Print out every record exactly as it appears.
----- GIVEN ENTRIES
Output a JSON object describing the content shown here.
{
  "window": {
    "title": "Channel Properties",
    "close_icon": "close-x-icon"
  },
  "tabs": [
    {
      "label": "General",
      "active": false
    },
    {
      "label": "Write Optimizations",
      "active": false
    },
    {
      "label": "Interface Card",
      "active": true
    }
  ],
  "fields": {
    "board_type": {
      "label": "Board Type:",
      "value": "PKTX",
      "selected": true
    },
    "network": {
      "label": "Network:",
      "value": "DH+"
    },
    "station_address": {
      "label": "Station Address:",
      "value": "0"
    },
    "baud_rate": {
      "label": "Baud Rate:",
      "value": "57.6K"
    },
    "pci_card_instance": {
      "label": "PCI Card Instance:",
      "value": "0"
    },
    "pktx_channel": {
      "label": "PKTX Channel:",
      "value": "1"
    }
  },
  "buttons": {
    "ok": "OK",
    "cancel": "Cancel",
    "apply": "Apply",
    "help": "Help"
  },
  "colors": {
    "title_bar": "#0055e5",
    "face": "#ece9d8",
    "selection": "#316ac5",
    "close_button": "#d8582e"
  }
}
----------
SOLUTION TO THIS EXERCISE ->
Output a JSON object describing the content shown here.
{
  "window": {
    "title": "Channel Properties",
    "close_icon": "close-x-icon"
  },
  "tabs": [
    {
      "label": "General",
      "active": false
    },
    {
      "label": "Write Optimizations",
      "active": false
    },
    {
      "label": "Interface Card",
      "active": true
    }
  ],
  "fields": {
    "board_type": {
      "label": "Board Type:",
      "value": "PKTX",
      "selected": true
    },
    "network": {
      "label": "Network:",
      "value": "DH+"
    },
    "station_address": {
      "label": "Station Address:",
      "value": "0"
    },
    "baud_rate": {
      "label": "Baud Rate:",
      "value": "57.6K"
    },
    "pci_card_instance": {
      "label": "PCI Card Instance:",
      "value": "0"
    },
    "pktx_channel": {
      "label": "PKTX Channel:",
      "value": "1"
    }
  },
  "buttons": {
    "ok": "OK",
    "cancel": "Cancel",
    "apply": "Apply",
    "help": "Help"
  },
  "colors": {
    "title_bar": "#0055e5",
    "face": "#ece9d8",
    "selection": "#316ac5",
    "close_button": "#d8582e"
  }
}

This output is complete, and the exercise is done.